Exercise instructions
Please transcribe the data below exactly. Leave the pictures out.
* begin Exercise materials *
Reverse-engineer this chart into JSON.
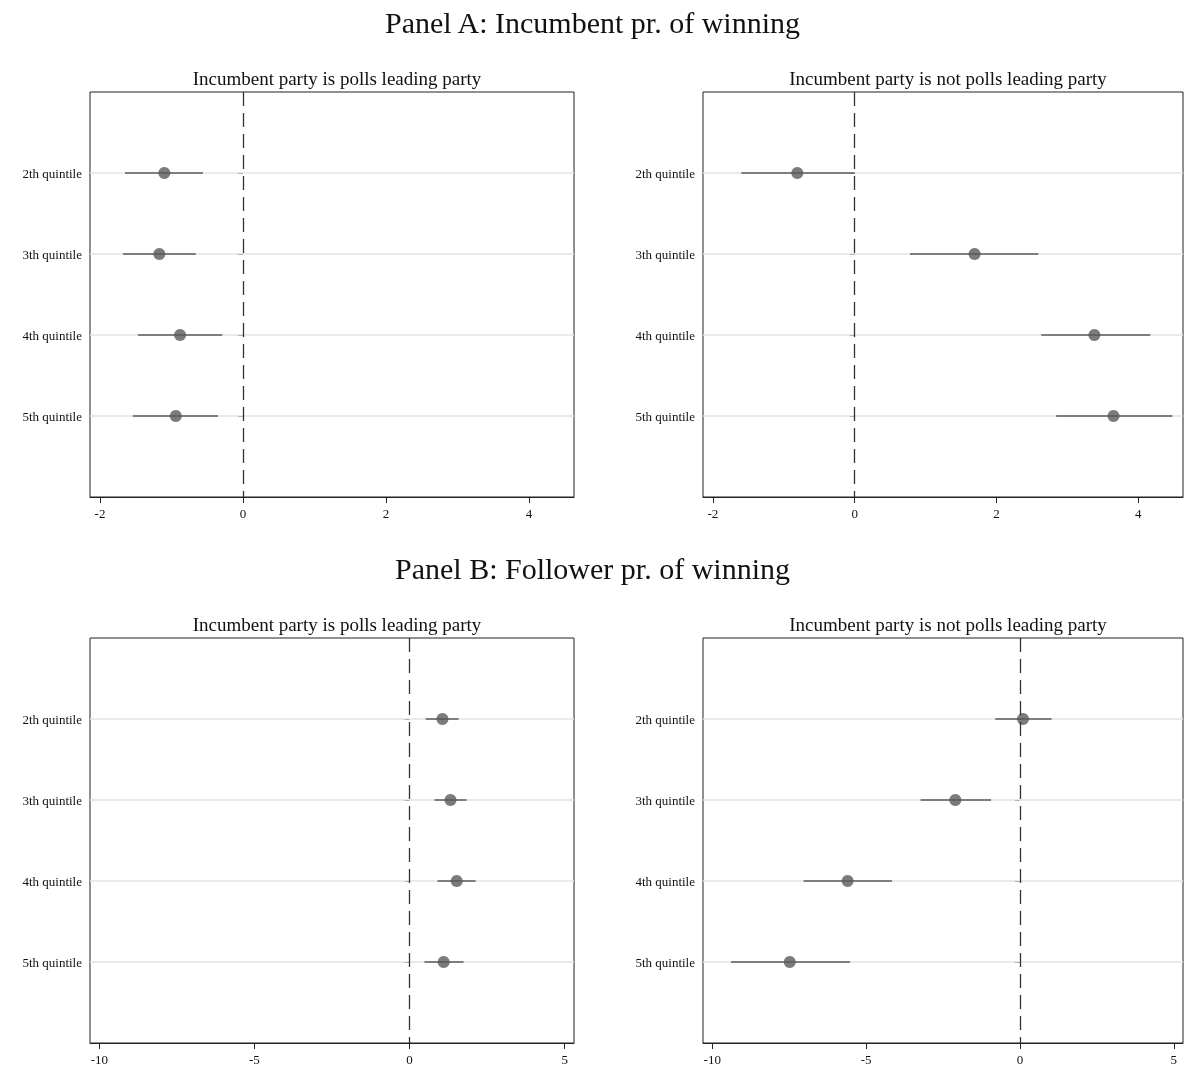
{
  "chart_data": [
    {
      "type": "scatter",
      "orientation": "horizontal",
      "title": "Incumbent party is polls leading party",
      "annotations": [
        "Panel A: Incumbent pr. of winning"
      ],
      "categories": [
        "2th quintile",
        "3th quintile",
        "4th quintile",
        "5th quintile"
      ],
      "color": "#5a5a5a",
      "marker": "circle",
      "values": [
        -1.1,
        -1.17,
        -0.88,
        -0.94
      ],
      "errors": [
        [
          -1.65,
          -0.56
        ],
        [
          -1.68,
          -0.66
        ],
        [
          -1.47,
          -0.29
        ],
        [
          -1.54,
          -0.35
        ]
      ],
      "xlim": [
        -2.14,
        4.63
      ],
      "xticks": [
        -2,
        0,
        2,
        4
      ],
      "grid": "y",
      "ref_lines": [
        {
          "axis": "x",
          "value": 0,
          "line_style": "dashed",
          "color": "#333333"
        }
      ]
    },
    {
      "type": "scatter",
      "orientation": "horizontal",
      "title": "Incumbent party is not polls leading party",
      "categories": [
        "2th quintile",
        "3th quintile",
        "4th quintile",
        "5th quintile"
      ],
      "color": "#5a5a5a",
      "marker": "circle",
      "values": [
        -0.81,
        1.69,
        3.38,
        3.65
      ],
      "errors": [
        [
          -1.6,
          0.0
        ],
        [
          0.78,
          2.59
        ],
        [
          2.63,
          4.17
        ],
        [
          2.84,
          4.48
        ]
      ],
      "xlim": [
        -2.14,
        4.63
      ],
      "xticks": [
        -2,
        0,
        2,
        4
      ],
      "grid": "y",
      "ref_lines": [
        {
          "axis": "x",
          "value": 0,
          "line_style": "dashed",
          "color": "#333333"
        }
      ]
    },
    {
      "type": "scatter",
      "orientation": "horizontal",
      "title": "Incumbent party is polls leading party",
      "annotations": [
        "Panel B: Follower pr. of winning"
      ],
      "categories": [
        "2th quintile",
        "3th quintile",
        "4th quintile",
        "5th quintile"
      ],
      "color": "#5a5a5a",
      "marker": "circle",
      "values": [
        1.06,
        1.32,
        1.52,
        1.1
      ],
      "errors": [
        [
          0.52,
          1.58
        ],
        [
          0.8,
          1.84
        ],
        [
          0.9,
          2.13
        ],
        [
          0.48,
          1.74
        ]
      ],
      "xlim": [
        -10.3,
        5.3
      ],
      "xticks": [
        -10,
        -5,
        0,
        5
      ],
      "grid": "y",
      "ref_lines": [
        {
          "axis": "x",
          "value": 0,
          "line_style": "dashed",
          "color": "#333333"
        }
      ]
    },
    {
      "type": "scatter",
      "orientation": "horizontal",
      "title": "Incumbent party is not polls leading party",
      "categories": [
        "2th quintile",
        "3th quintile",
        "4th quintile",
        "5th quintile"
      ],
      "color": "#5a5a5a",
      "marker": "circle",
      "values": [
        0.1,
        -2.1,
        -5.6,
        -7.48
      ],
      "errors": [
        [
          -0.8,
          1.03
        ],
        [
          -3.23,
          -0.94
        ],
        [
          -7.03,
          -4.16
        ],
        [
          -9.39,
          -5.52
        ]
      ],
      "xlim": [
        -10.3,
        5.3
      ],
      "xticks": [
        -10,
        -5,
        0,
        5
      ],
      "grid": "y",
      "ref_lines": [
        {
          "axis": "x",
          "value": 0,
          "line_style": "dashed",
          "color": "#333333"
        }
      ]
    }
  ]
}
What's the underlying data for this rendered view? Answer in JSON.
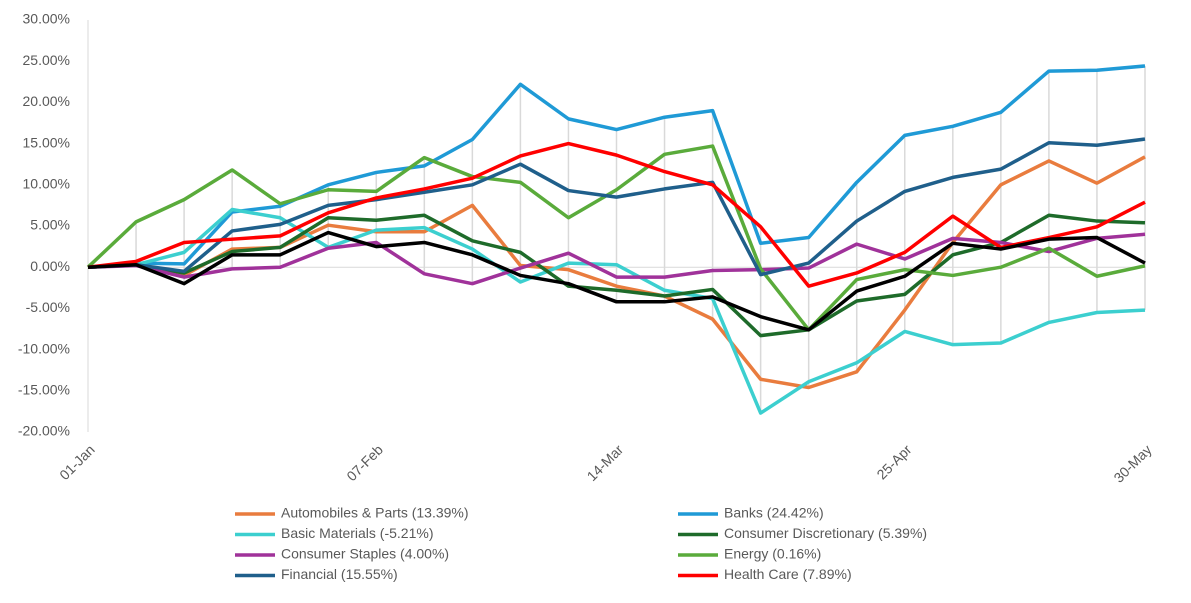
* end Exercise materials *
Task answer
Reverse-engineer this chart into JSON.
{
  "chart_data": [
    {
      "type": "scatter",
      "orientation": "horizontal",
      "title": "Incumbent party is polls leading party",
      "annotations": [
        "Panel A: Incumbent pr. of winning"
      ],
      "categories": [
        "2th quintile",
        "3th quintile",
        "4th quintile",
        "5th quintile"
      ],
      "color": "#5a5a5a",
      "marker": "circle",
      "values": [
        -1.1,
        -1.17,
        -0.88,
        -0.94
      ],
      "errors": [
        [
          -1.65,
          -0.56
        ],
        [
          -1.68,
          -0.66
        ],
        [
          -1.47,
          -0.29
        ],
        [
          -1.54,
          -0.35
        ]
      ],
      "xlim": [
        -2.14,
        4.63
      ],
      "xticks": [
        -2,
        0,
        2,
        4
      ],
      "grid": "y",
      "ref_lines": [
        {
          "axis": "x",
          "value": 0,
          "line_style": "dashed",
          "color": "#333333"
        }
      ]
    },
    {
      "type": "scatter",
      "orientation": "horizontal",
      "title": "Incumbent party is not polls leading party",
      "categories": [
        "2th quintile",
        "3th quintile",
        "4th quintile",
        "5th quintile"
      ],
      "color": "#5a5a5a",
      "marker": "circle",
      "values": [
        -0.81,
        1.69,
        3.38,
        3.65
      ],
      "errors": [
        [
          -1.6,
          0.0
        ],
        [
          0.78,
          2.59
        ],
        [
          2.63,
          4.17
        ],
        [
          2.84,
          4.48
        ]
      ],
      "xlim": [
        -2.14,
        4.63
      ],
      "xticks": [
        -2,
        0,
        2,
        4
      ],
      "grid": "y",
      "ref_lines": [
        {
          "axis": "x",
          "value": 0,
          "line_style": "dashed",
          "color": "#333333"
        }
      ]
    },
    {
      "type": "scatter",
      "orientation": "horizontal",
      "title": "Incumbent party is polls leading party",
      "annotations": [
        "Panel B: Follower pr. of winning"
      ],
      "categories": [
        "2th quintile",
        "3th quintile",
        "4th quintile",
        "5th quintile"
      ],
      "color": "#5a5a5a",
      "marker": "circle",
      "values": [
        1.06,
        1.32,
        1.52,
        1.1
      ],
      "errors": [
        [
          0.52,
          1.58
        ],
        [
          0.8,
          1.84
        ],
        [
          0.9,
          2.13
        ],
        [
          0.48,
          1.74
        ]
      ],
      "xlim": [
        -10.3,
        5.3
      ],
      "xticks": [
        -10,
        -5,
        0,
        5
      ],
      "grid": "y",
      "ref_lines": [
        {
          "axis": "x",
          "value": 0,
          "line_style": "dashed",
          "color": "#333333"
        }
      ]
    },
    {
      "type": "scatter",
      "orientation": "horizontal",
      "title": "Incumbent party is not polls leading party",
      "categories": [
        "2th quintile",
        "3th quintile",
        "4th quintile",
        "5th quintile"
      ],
      "color": "#5a5a5a",
      "marker": "circle",
      "values": [
        0.1,
        -2.1,
        -5.6,
        -7.48
      ],
      "errors": [
        [
          -0.8,
          1.03
        ],
        [
          -3.23,
          -0.94
        ],
        [
          -7.03,
          -4.16
        ],
        [
          -9.39,
          -5.52
        ]
      ],
      "xlim": [
        -10.3,
        5.3
      ],
      "xticks": [
        -10,
        -5,
        0,
        5
      ],
      "grid": "y",
      "ref_lines": [
        {
          "axis": "x",
          "value": 0,
          "line_style": "dashed",
          "color": "#333333"
        }
      ]
    }
  ]
}
What's the underlying data for this rendered view? Answer in JSON.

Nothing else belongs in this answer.